> _Task details_
Pick out the lines containing "KERJA".

> _Data lines_
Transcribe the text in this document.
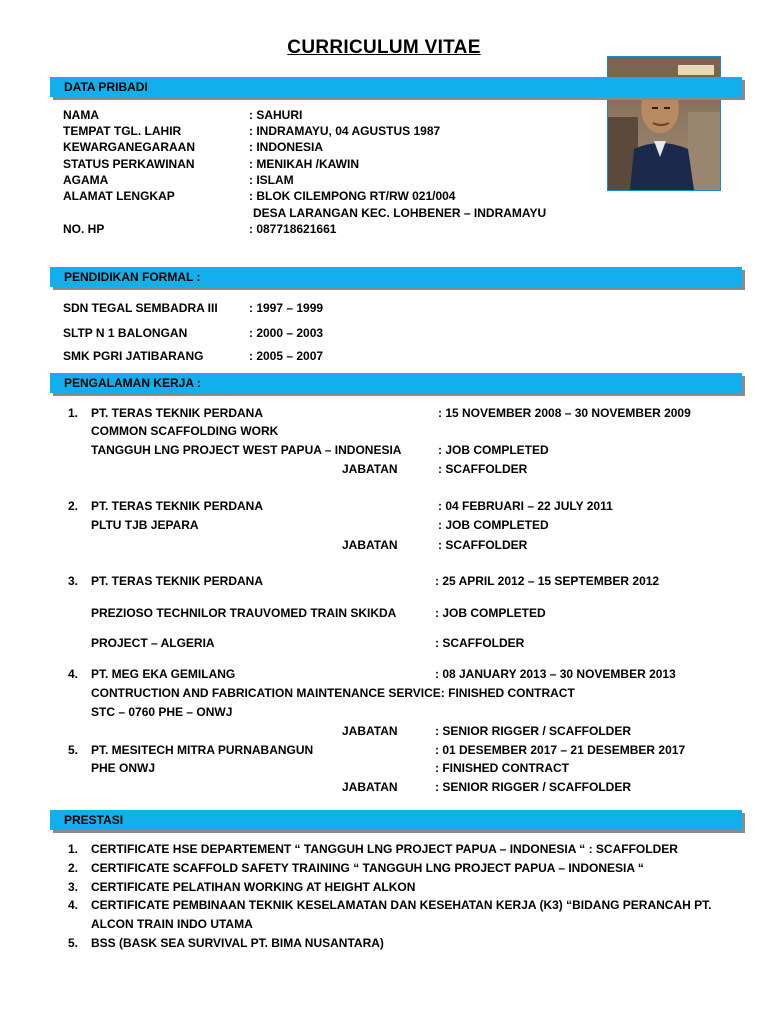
CURRICULUM VITAE
DATA PRIBADI
NAMA	: SAHURI
TEMPAT TGL. LAHIR	: INDRAMAYU, 04 AGUSTUS 1987
KEWARGANEGARAAN	: INDONESIA
STATUS PERKAWINAN	: MENIKAH /KAWIN
AGAMA	: ISLAM
ALAMAT LENGKAP	: BLOK CILEMPONG RT/RW 021/004
DESA LARANGAN KEC. LOHBENER – INDRAMAYU
NO. HP	: 087718621661
PENDIDIKAN FORMAL :
SDN TEGAL SEMBADRA III	: 1997 – 1999
SLTP N 1 BALONGAN	: 2000 – 2003
SMK PGRI JATIBARANG	: 2005 – 2007
PENGALAMAN KERJA :
1. PT. TERAS TEKNIK PERDANA	: 15 NOVEMBER 2008 – 30 NOVEMBER 2009
COMMON SCAFFOLDING WORK
TANGGUH LNG PROJECT WEST PAPUA – INDONESIA	: JOB COMPLETED
JABATAN	: SCAFFOLDER
2. PT. TERAS TEKNIK PERDANA	: 04 FEBRUARI – 22 JULY 2011
PLTU TJB JEPARA	: JOB COMPLETED
JABATAN	: SCAFFOLDER
3. PT. TERAS TEKNIK PERDANA	: 25 APRIL 2012 – 15 SEPTEMBER 2012
PREZIOSO TECHNILOR TRAUVOMED TRAIN SKIKDA	: JOB COMPLETED
PROJECT – ALGERIA	: SCAFFOLDER
4. PT. MEG EKA GEMILANG	: 08 JANUARY 2013 – 30 NOVEMBER 2013
CONTRUCTION AND FABRICATION MAINTENANCE SERVICE: FINISHED CONTRACT
STC – 0760 PHE – ONWJ
JABATAN	: SENIOR RIGGER / SCAFFOLDER
5. PT. MESITECH MITRA PURNABANGUN	: 01 DESEMBER 2017 – 21 DESEMBER 2017
PHE ONWJ	: FINISHED CONTRACT
JABATAN	: SENIOR RIGGER / SCAFFOLDER
PRESTASI
1. CERTIFICATE HSE DEPARTEMENT “ TANGGUH LNG PROJECT PAPUA – INDONESIA “ : SCAFFOLDER
2. CERTIFICATE SCAFFOLD SAFETY TRAINING “ TANGGUH LNG PROJECT PAPUA – INDONESIA “
3. CERTIFICATE PELATIHAN WORKING AT HEIGHT ALKON
4. CERTIFICATE PEMBINAAN TEKNIK KESELAMATAN DAN KESEHATAN KERJA (K3) “BIDANG PERANCAH PT.
ALCON TRAIN INDO UTAMA
5. BSS (BASK SEA SURVIVAL PT. BIMA NUSANTARA)
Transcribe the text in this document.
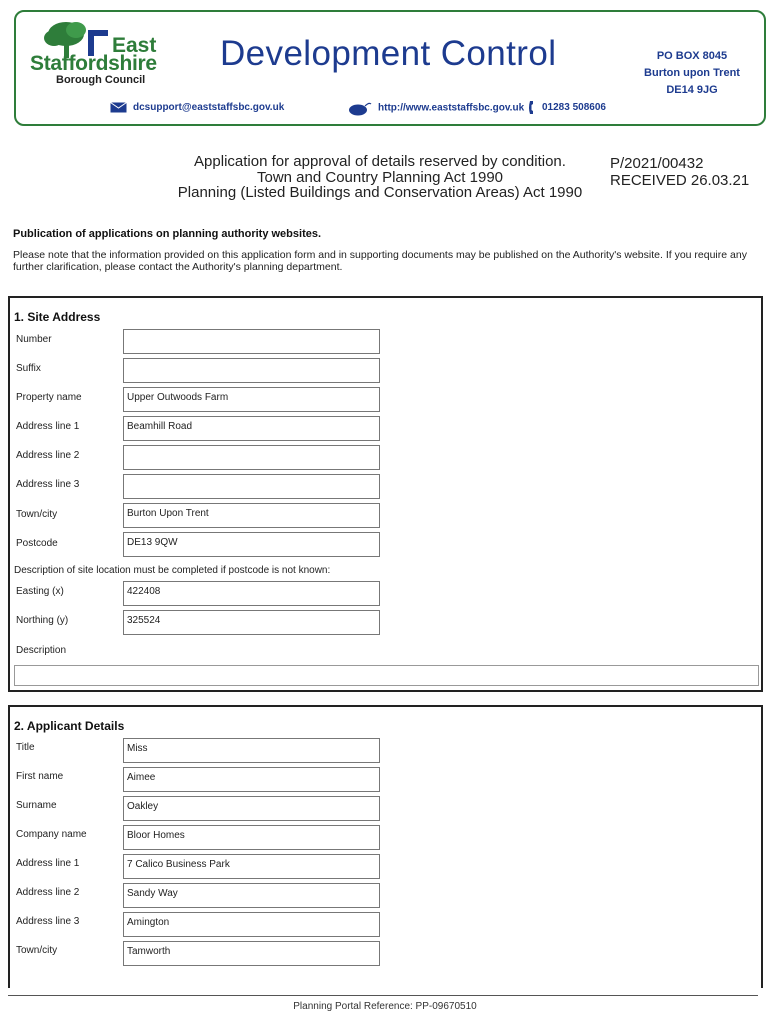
East
Staffordshire
Borough Council
Development Control	PO BOX 8045
Burton upon Trent
DE14 9JG
dcsupport@eaststaffsbc.gov.uk	http://www.eaststaffsbc.gov.uk	01283 508606
Application for approval of details reserved by condition.
Town and Country Planning Act 1990
Planning (Listed Buildings and Conservation Areas) Act 1990
P/2021/00432
RECEIVED 26.03.21
Publication of applications on planning authority websites.
Please note that the information provided on this application form and in supporting documents may be published on the Authority's website. If you require any further clarification, please contact the Authority's planning department.
1. Site Address
Number
Suffix
Property name	Upper Outwoods Farm
Address line 1	Beamhill Road
Address line 2
Address line 3
Town/city	Burton Upon Trent
Postcode	DE13 9QW
Description of site location must be completed if postcode is not known:
Easting (x)	422408
Northing (y)	325524
Description
2. Applicant Details
Title	Miss
First name	Aimee
Surname	Oakley
Company name	Bloor Homes
Address line 1	7 Calico Business Park
Address line 2	Sandy Way
Address line 3	Amington
Town/city	Tamworth
Planning Portal Reference: PP-09670510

> _Expected answer_
PENGALAMAN KERJA :
4. CERTIFICATE PEMBINAAN TEKNIK KESELAMATAN DAN KESEHATAN KERJA (K3) “BIDANG PERANCAH PT.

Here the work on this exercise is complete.